MATERIALS PROVIDED
----
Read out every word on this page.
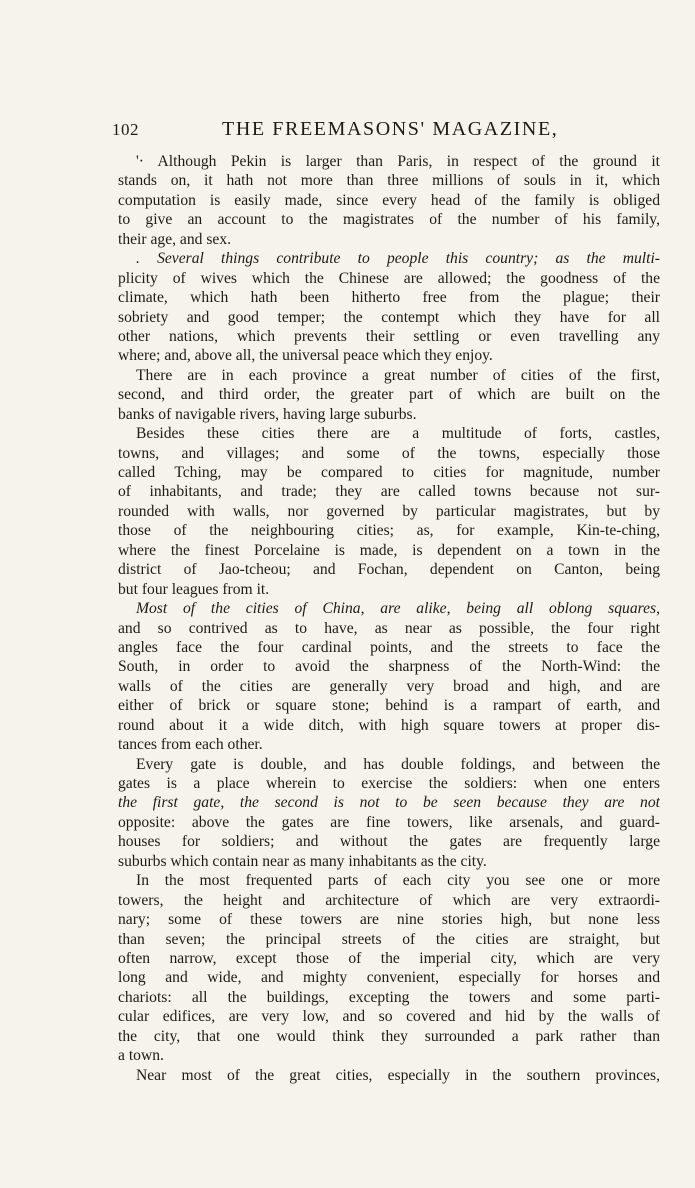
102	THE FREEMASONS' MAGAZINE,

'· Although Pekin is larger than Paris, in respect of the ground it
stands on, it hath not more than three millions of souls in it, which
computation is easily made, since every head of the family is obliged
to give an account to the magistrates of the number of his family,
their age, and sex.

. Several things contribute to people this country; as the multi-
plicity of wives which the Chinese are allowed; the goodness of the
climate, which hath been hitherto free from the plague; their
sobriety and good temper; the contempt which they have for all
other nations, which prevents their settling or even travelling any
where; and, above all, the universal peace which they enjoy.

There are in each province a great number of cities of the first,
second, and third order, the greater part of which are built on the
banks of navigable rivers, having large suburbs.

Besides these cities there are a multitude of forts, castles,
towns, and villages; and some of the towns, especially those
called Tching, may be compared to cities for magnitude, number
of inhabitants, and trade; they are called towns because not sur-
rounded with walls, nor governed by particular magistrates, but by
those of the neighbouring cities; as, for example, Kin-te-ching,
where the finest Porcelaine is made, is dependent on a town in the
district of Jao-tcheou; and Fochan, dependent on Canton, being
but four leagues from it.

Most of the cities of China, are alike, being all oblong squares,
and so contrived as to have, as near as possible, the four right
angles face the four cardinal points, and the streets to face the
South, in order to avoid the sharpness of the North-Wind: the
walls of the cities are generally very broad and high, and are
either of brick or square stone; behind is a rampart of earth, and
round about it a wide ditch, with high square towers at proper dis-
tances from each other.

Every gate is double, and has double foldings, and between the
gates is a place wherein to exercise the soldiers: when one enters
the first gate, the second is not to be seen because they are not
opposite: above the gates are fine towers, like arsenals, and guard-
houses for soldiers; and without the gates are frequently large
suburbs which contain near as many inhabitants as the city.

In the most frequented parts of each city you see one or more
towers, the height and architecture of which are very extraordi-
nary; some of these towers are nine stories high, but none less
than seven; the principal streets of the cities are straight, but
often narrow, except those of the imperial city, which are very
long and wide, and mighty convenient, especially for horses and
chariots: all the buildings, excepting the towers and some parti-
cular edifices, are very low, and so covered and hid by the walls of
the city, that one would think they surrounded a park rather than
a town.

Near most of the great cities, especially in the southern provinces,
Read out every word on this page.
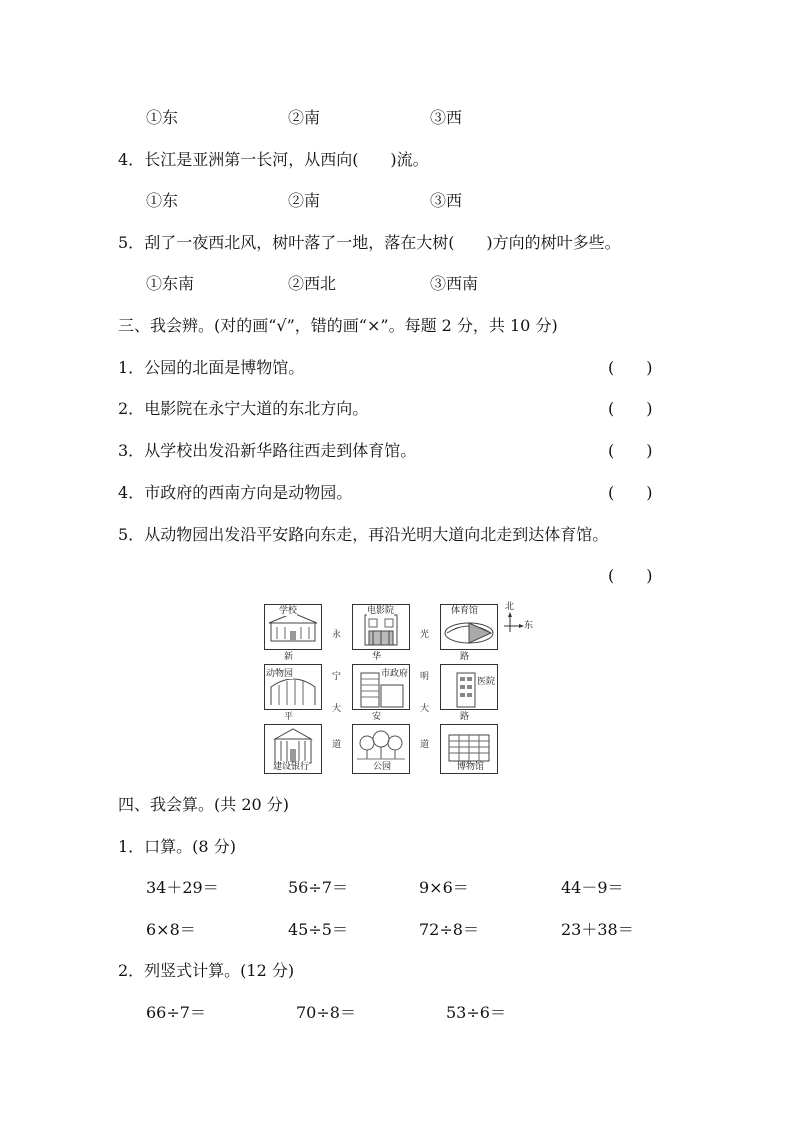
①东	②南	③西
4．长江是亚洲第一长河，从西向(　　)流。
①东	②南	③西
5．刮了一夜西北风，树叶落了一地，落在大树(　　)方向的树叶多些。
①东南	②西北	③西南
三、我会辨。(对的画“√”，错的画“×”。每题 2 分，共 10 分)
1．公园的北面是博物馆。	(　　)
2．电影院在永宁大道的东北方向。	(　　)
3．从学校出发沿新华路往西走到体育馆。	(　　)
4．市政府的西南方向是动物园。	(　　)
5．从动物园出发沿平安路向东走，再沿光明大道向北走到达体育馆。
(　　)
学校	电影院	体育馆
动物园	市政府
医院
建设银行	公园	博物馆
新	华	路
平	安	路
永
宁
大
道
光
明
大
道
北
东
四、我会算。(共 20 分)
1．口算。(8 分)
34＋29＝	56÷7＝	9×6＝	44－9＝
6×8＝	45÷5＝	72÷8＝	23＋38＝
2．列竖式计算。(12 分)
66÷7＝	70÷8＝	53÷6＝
----
Quote each record exactly as it stands, minus the pictures.

Read out every word on this page.
102	THE FREEMASONS' MAGAZINE,

'· Although Pekin is larger than Paris, in respect of the ground it
stands on, it hath not more than three millions of souls in it, which
computation is easily made, since every head of the family is obliged
to give an account to the magistrates of the number of his family,
their age, and sex.

. Several things contribute to people this country; as the multi-
plicity of wives which the Chinese are allowed; the goodness of the
climate, which hath been hitherto free from the plague; their
sobriety and good temper; the contempt which they have for all
other nations, which prevents their settling or even travelling any
where; and, above all, the universal peace which they enjoy.

There are in each province a great number of cities of the first,
second, and third order, the greater part of which are built on the
banks of navigable rivers, having large suburbs.

Besides these cities there are a multitude of forts, castles,
towns, and villages; and some of the towns, especially those
called Tching, may be compared to cities for magnitude, number
of inhabitants, and trade; they are called towns because not sur-
rounded with walls, nor governed by particular magistrates, but by
those of the neighbouring cities; as, for example, Kin-te-ching,
where the finest Porcelaine is made, is dependent on a town in the
district of Jao-tcheou; and Fochan, dependent on Canton, being
but four leagues from it.

Most of the cities of China, are alike, being all oblong squares,
and so contrived as to have, as near as possible, the four right
angles face the four cardinal points, and the streets to face the
South, in order to avoid the sharpness of the North-Wind: the
walls of the cities are generally very broad and high, and are
either of brick or square stone; behind is a rampart of earth, and
round about it a wide ditch, with high square towers at proper dis-
tances from each other.

Every gate is double, and has double foldings, and between the
gates is a place wherein to exercise the soldiers: when one enters
the first gate, the second is not to be seen because they are not
opposite: above the gates are fine towers, like arsenals, and guard-
houses for soldiers; and without the gates are frequently large
suburbs which contain near as many inhabitants as the city.

In the most frequented parts of each city you see one or more
towers, the height and architecture of which are very extraordi-
nary; some of these towers are nine stories high, but none less
than seven; the principal streets of the cities are straight, but
often narrow, except those of the imperial city, which are very
long and wide, and mighty convenient, especially for horses and
chariots: all the buildings, excepting the towers and some parti-
cular edifices, are very low, and so covered and hid by the walls of
the city, that one would think they surrounded a park rather than
a town.

Near most of the great cities, especially in the southern provinces,
Read out every word on this page.
①东	②南	③西
4．长江是亚洲第一长河，从西向(　　)流。
①东	②南	③西
5．刮了一夜西北风，树叶落了一地，落在大树(　　)方向的树叶多些。
①东南	②西北	③西南
三、我会辨。(对的画“√”，错的画“×”。每题 2 分，共 10 分)
1．公园的北面是博物馆。	(　　)
2．电影院在永宁大道的东北方向。	(　　)
3．从学校出发沿新华路往西走到体育馆。	(　　)
4．市政府的西南方向是动物园。	(　　)
5．从动物园出发沿平安路向东走，再沿光明大道向北走到达体育馆。
(　　)
学校	电影院	体育馆
动物园	市政府
医院
建设银行	公园	博物馆
新	华	路
平	安	路
永
宁
大
道
光
明
大
道
北
东
四、我会算。(共 20 分)
1．口算。(8 分)
34＋29＝	56÷7＝	9×6＝	44－9＝
6×8＝	45÷5＝	72÷8＝	23＋38＝
2．列竖式计算。(12 分)
66÷7＝	70÷8＝	53÷6＝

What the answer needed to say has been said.